(Collected data)
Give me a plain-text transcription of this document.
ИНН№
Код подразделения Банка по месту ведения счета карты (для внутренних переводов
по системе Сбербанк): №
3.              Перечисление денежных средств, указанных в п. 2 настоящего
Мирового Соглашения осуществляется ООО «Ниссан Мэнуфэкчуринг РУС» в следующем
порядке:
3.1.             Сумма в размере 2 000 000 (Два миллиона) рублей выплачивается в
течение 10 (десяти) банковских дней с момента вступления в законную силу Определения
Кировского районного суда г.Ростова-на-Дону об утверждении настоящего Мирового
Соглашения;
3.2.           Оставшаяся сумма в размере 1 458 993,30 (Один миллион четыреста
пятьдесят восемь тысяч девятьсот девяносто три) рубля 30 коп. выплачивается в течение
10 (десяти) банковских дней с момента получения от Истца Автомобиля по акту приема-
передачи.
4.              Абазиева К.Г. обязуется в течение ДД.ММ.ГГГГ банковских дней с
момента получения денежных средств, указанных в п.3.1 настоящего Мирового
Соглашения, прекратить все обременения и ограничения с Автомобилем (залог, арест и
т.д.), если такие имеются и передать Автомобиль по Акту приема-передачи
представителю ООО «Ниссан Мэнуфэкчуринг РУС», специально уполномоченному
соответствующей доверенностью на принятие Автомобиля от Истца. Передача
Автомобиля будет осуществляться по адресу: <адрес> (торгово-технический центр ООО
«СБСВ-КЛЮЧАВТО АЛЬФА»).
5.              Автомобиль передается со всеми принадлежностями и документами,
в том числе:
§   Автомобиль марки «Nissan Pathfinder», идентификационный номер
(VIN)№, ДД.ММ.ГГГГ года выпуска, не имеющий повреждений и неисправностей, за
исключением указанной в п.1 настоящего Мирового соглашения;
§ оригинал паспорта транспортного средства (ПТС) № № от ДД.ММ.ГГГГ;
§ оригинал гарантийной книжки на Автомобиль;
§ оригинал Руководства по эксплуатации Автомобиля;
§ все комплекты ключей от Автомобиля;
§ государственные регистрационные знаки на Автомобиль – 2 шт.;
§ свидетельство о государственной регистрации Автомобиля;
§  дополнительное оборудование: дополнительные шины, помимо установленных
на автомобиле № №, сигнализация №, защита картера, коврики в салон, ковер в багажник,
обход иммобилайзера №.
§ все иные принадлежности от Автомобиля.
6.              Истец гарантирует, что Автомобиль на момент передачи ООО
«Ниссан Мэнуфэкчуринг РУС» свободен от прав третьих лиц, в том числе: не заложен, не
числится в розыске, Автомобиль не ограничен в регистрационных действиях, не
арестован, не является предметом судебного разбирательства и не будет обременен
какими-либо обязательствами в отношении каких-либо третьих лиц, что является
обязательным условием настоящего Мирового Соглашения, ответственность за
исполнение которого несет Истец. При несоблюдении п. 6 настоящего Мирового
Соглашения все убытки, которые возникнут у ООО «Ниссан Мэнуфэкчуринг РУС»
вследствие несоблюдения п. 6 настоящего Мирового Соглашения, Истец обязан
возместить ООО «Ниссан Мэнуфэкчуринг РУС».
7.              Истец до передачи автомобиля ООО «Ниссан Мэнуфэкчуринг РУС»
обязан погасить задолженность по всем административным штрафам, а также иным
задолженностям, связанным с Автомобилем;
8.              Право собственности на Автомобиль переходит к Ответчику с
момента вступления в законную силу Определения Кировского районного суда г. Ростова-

● **Exercise brief**
Copy the entries above exactly, leaving none out.

● **Full output**
Give me a plain-text transcription of this document.
ИНН№
Код подразделения Банка по месту ведения счета карты (для внутренних переводов
по системе Сбербанк): №
3.              Перечисление денежных средств, указанных в п. 2 настоящего
Мирового Соглашения осуществляется ООО «Ниссан Мэнуфэкчуринг РУС» в следующем
порядке:
3.1.             Сумма в размере 2 000 000 (Два миллиона) рублей выплачивается в
течение 10 (десяти) банковских дней с момента вступления в законную силу Определения
Кировского районного суда г.Ростова-на-Дону об утверждении настоящего Мирового
Соглашения;
3.2.           Оставшаяся сумма в размере 1 458 993,30 (Один миллион четыреста
пятьдесят восемь тысяч девятьсот девяносто три) рубля 30 коп. выплачивается в течение
10 (десяти) банковских дней с момента получения от Истца Автомобиля по акту приема-
передачи.
4.              Абазиева К.Г. обязуется в течение ДД.ММ.ГГГГ банковских дней с
момента получения денежных средств, указанных в п.3.1 настоящего Мирового
Соглашения, прекратить все обременения и ограничения с Автомобилем (залог, арест и
т.д.), если такие имеются и передать Автомобиль по Акту приема-передачи
представителю ООО «Ниссан Мэнуфэкчуринг РУС», специально уполномоченному
соответствующей доверенностью на принятие Автомобиля от Истца. Передача
Автомобиля будет осуществляться по адресу: <адрес> (торгово-технический центр ООО
«СБСВ-КЛЮЧАВТО АЛЬФА»).
5.              Автомобиль передается со всеми принадлежностями и документами,
в том числе:
§   Автомобиль марки «Nissan Pathfinder», идентификационный номер
(VIN)№, ДД.ММ.ГГГГ года выпуска, не имеющий повреждений и неисправностей, за
исключением указанной в п.1 настоящего Мирового соглашения;
§ оригинал паспорта транспортного средства (ПТС) № № от ДД.ММ.ГГГГ;
§ оригинал гарантийной книжки на Автомобиль;
§ оригинал Руководства по эксплуатации Автомобиля;
§ все комплекты ключей от Автомобиля;
§ государственные регистрационные знаки на Автомобиль – 2 шт.;
§ свидетельство о государственной регистрации Автомобиля;
§  дополнительное оборудование: дополнительные шины, помимо установленных
на автомобиле № №, сигнализация №, защита картера, коврики в салон, ковер в багажник,
обход иммобилайзера №.
§ все иные принадлежности от Автомобиля.
6.              Истец гарантирует, что Автомобиль на момент передачи ООО
«Ниссан Мэнуфэкчуринг РУС» свободен от прав третьих лиц, в том числе: не заложен, не
числится в розыске, Автомобиль не ограничен в регистрационных действиях, не
арестован, не является предметом судебного разбирательства и не будет обременен
какими-либо обязательствами в отношении каких-либо третьих лиц, что является
обязательным условием настоящего Мирового Соглашения, ответственность за
исполнение которого несет Истец. При несоблюдении п. 6 настоящего Мирового
Соглашения все убытки, которые возникнут у ООО «Ниссан Мэнуфэкчуринг РУС»
вследствие несоблюдения п. 6 настоящего Мирового Соглашения, Истец обязан
возместить ООО «Ниссан Мэнуфэкчуринг РУС».
7.              Истец до передачи автомобиля ООО «Ниссан Мэнуфэкчуринг РУС»
обязан погасить задолженность по всем административным штрафам, а также иным
задолженностям, связанным с Автомобилем;
8.              Право собственности на Автомобиль переходит к Ответчику с
момента вступления в законную силу Определения Кировского районного суда г. Ростова-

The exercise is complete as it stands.